# [GIVEN PROBLEM]
Please count the lines below that contain the word "xlabel", and reply with that number alone.

[Collected data entries]
• • • • •

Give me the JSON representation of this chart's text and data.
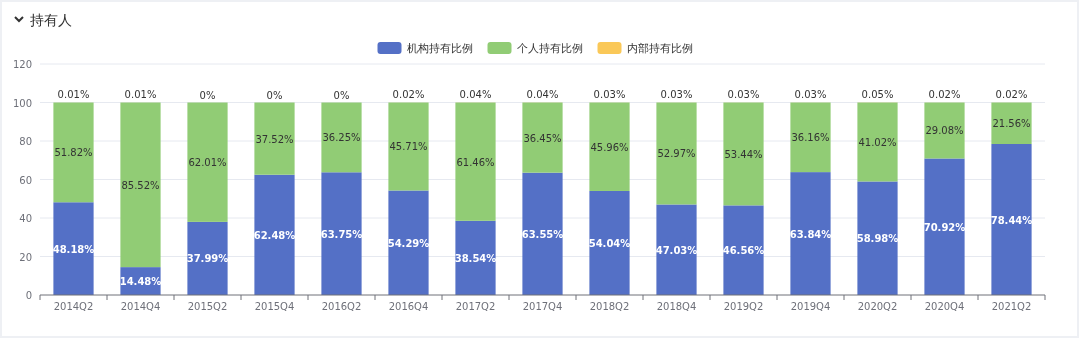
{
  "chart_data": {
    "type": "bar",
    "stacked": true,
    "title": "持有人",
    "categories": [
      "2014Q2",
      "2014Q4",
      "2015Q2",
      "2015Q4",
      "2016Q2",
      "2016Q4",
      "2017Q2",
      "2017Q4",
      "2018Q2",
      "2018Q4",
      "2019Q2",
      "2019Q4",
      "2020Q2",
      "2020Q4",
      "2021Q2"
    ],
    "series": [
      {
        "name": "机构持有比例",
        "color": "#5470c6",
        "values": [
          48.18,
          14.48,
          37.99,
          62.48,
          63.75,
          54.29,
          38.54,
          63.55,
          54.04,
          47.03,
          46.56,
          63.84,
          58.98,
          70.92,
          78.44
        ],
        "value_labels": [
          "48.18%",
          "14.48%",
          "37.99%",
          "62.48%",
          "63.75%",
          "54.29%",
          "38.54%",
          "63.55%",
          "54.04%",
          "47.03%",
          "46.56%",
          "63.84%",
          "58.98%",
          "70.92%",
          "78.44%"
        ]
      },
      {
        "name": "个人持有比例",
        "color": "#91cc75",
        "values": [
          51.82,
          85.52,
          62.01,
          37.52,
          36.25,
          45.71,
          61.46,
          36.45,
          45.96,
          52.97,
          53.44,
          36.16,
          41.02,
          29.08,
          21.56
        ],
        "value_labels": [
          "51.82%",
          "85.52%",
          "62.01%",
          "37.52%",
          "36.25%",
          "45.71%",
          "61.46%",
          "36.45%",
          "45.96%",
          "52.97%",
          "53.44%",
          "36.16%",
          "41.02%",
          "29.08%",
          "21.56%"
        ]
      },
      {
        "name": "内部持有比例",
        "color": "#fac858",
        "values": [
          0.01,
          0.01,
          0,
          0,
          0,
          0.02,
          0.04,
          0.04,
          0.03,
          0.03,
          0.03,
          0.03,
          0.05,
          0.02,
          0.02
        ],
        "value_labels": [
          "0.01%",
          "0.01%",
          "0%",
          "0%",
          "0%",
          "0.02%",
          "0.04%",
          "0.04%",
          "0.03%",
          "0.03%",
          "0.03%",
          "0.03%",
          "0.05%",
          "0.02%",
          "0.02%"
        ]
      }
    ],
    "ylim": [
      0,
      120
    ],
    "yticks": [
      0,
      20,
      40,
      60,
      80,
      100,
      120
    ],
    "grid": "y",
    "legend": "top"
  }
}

• • • • •

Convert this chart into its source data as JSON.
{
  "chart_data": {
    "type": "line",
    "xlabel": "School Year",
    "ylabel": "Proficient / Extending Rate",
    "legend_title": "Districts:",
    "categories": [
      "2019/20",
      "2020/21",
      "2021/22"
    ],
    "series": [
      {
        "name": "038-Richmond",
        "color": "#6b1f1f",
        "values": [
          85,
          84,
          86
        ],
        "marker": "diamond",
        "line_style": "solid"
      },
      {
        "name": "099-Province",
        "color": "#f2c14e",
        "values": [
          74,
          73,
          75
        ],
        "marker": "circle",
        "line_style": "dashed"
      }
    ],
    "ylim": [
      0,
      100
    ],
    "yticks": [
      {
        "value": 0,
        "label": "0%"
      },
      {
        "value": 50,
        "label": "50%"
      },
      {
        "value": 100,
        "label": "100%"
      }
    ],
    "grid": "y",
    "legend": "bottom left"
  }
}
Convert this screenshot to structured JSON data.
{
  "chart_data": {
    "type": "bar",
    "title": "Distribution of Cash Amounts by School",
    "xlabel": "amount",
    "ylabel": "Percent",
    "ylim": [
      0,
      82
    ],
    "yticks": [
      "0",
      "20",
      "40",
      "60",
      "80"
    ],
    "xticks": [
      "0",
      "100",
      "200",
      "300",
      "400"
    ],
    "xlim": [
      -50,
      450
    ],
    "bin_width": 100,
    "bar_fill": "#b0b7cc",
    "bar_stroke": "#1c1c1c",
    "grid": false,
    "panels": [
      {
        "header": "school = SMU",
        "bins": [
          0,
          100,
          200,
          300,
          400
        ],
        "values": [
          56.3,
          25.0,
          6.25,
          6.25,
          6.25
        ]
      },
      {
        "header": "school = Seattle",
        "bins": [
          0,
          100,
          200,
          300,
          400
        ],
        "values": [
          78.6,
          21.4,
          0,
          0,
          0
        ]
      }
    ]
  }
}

• • • • •

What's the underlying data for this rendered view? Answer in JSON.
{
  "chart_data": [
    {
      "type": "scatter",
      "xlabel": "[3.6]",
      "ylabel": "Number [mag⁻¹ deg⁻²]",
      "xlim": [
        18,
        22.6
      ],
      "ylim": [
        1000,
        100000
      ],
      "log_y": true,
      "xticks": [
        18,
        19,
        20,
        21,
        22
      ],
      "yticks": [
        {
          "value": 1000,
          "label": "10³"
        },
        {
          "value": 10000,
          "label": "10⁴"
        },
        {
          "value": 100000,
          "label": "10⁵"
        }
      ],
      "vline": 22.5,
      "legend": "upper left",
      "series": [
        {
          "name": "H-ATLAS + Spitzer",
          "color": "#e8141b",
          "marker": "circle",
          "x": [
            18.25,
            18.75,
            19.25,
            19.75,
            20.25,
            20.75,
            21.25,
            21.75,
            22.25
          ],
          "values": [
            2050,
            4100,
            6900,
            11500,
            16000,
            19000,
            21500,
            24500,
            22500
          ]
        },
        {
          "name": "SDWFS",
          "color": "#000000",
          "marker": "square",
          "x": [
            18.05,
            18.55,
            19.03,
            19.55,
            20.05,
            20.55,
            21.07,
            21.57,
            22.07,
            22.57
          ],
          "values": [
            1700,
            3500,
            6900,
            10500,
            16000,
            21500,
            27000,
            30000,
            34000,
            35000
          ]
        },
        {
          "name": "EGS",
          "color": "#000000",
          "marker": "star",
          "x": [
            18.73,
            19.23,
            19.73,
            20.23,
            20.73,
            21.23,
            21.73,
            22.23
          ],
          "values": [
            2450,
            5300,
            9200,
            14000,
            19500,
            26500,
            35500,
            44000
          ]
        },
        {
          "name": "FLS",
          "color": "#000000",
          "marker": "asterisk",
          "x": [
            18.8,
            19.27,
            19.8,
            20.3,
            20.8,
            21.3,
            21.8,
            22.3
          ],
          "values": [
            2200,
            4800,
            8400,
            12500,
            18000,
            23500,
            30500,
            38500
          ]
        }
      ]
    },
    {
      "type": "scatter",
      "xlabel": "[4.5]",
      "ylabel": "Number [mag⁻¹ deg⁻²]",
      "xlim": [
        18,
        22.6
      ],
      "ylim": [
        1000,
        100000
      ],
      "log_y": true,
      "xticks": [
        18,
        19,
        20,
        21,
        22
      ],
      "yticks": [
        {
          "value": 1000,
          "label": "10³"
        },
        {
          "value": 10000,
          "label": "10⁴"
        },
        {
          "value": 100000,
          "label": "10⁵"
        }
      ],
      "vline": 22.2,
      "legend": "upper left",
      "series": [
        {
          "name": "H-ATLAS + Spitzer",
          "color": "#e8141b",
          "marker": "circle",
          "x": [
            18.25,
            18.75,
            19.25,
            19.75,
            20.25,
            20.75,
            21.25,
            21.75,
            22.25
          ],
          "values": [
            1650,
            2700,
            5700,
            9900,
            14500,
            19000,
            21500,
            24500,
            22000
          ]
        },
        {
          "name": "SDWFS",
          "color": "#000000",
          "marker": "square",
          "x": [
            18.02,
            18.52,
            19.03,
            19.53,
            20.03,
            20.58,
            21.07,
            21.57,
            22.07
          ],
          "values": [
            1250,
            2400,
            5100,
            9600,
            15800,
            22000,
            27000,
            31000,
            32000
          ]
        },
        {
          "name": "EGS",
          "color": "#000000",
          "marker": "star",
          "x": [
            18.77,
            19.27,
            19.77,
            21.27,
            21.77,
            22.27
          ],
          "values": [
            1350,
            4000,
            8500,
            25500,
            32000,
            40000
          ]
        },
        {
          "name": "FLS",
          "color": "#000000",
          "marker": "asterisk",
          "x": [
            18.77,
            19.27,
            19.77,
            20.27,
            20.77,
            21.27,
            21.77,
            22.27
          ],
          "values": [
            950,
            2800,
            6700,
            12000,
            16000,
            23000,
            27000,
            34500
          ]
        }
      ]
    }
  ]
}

• • • • •

# [WRITTEN ANSWER]
4